Please set down all the lines beneath this one exactly, without the pictures.
[BEGIN]
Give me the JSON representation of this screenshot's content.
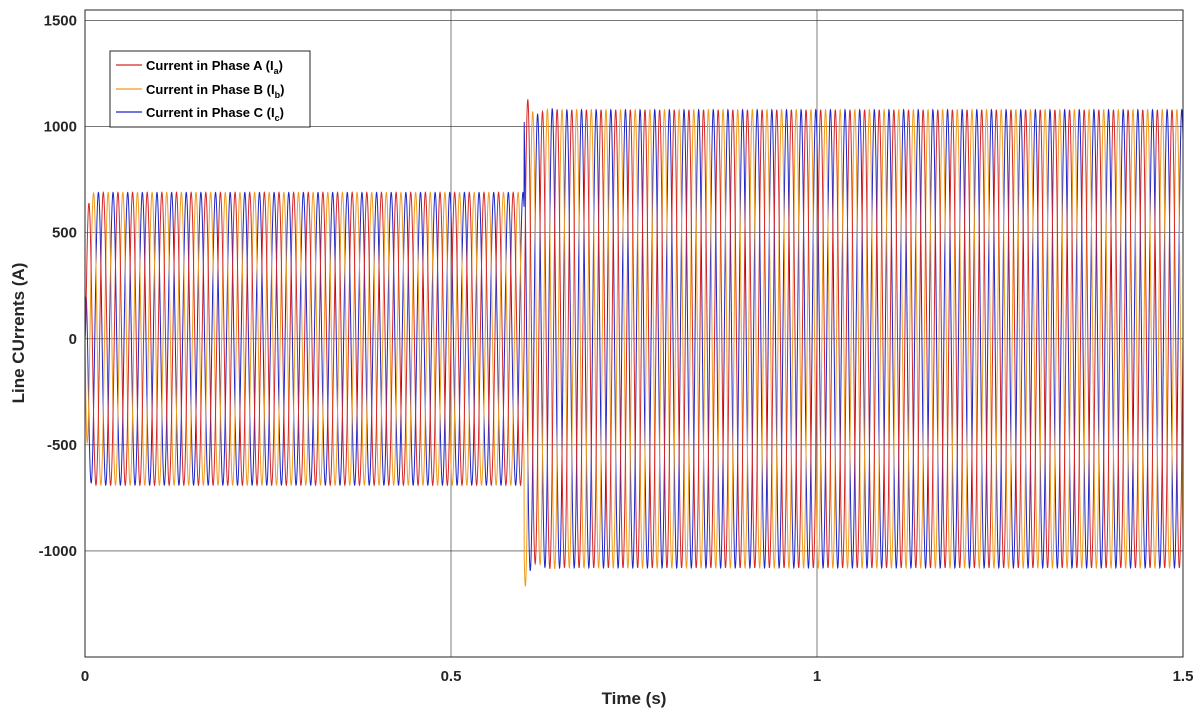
{
  "chart_data": {
    "type": "line",
    "xlabel": "Time (s)",
    "ylabel": "Line CUrrents (A)",
    "xlim": [
      0,
      1.5
    ],
    "ylim": [
      -1500,
      1550
    ],
    "x_ticks": [
      0,
      0.5,
      1,
      1.5
    ],
    "x_tick_labels": [
      "0",
      "0.5",
      "1",
      "1.5"
    ],
    "y_ticks": [
      -1000,
      -500,
      0,
      500,
      1000,
      1500
    ],
    "y_tick_labels": [
      "-1000",
      "-500",
      "0",
      "500",
      "1000",
      "1500"
    ],
    "grid": true,
    "legend_position": "top-left",
    "signal": {
      "waveform": "three-phase sinusoid",
      "frequency_hz": 50,
      "step_time_s": 0.6,
      "amplitude_before_a": 690,
      "amplitude_after_a": 1080,
      "transient_peak_a": 1180
    },
    "series": [
      {
        "name": "Current in Phase A (I",
        "subscript": "a",
        "label_suffix": ")",
        "color": "#d62728",
        "phase_deg": 0
      },
      {
        "name": "Current in Phase B (I",
        "subscript": "b",
        "label_suffix": ")",
        "color": "#f29a1c",
        "phase_deg": -120
      },
      {
        "name": "Current in Phase C (I",
        "subscript": "c",
        "label_suffix": ")",
        "color": "#1f26c7",
        "phase_deg": 120
      }
    ]
  }
}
[END]
**Problem solution**
Give me the JSON representation of this screenshot's content.
{
  "chart_data": {
    "type": "line",
    "xlabel": "Time (s)",
    "ylabel": "Line CUrrents (A)",
    "xlim": [
      0,
      1.5
    ],
    "ylim": [
      -1500,
      1550
    ],
    "x_ticks": [
      0,
      0.5,
      1,
      1.5
    ],
    "x_tick_labels": [
      "0",
      "0.5",
      "1",
      "1.5"
    ],
    "y_ticks": [
      -1000,
      -500,
      0,
      500,
      1000,
      1500
    ],
    "y_tick_labels": [
      "-1000",
      "-500",
      "0",
      "500",
      "1000",
      "1500"
    ],
    "grid": true,
    "legend_position": "top-left",
    "signal": {
      "waveform": "three-phase sinusoid",
      "frequency_hz": 50,
      "step_time_s": 0.6,
      "amplitude_before_a": 690,
      "amplitude_after_a": 1080,
      "transient_peak_a": 1180
    },
    "series": [
      {
        "name": "Current in Phase A (I",
        "subscript": "a",
        "label_suffix": ")",
        "color": "#d62728",
        "phase_deg": 0
      },
      {
        "name": "Current in Phase B (I",
        "subscript": "b",
        "label_suffix": ")",
        "color": "#f29a1c",
        "phase_deg": -120
      },
      {
        "name": "Current in Phase C (I",
        "subscript": "c",
        "label_suffix": ")",
        "color": "#1f26c7",
        "phase_deg": 120
      }
    ]
  }
}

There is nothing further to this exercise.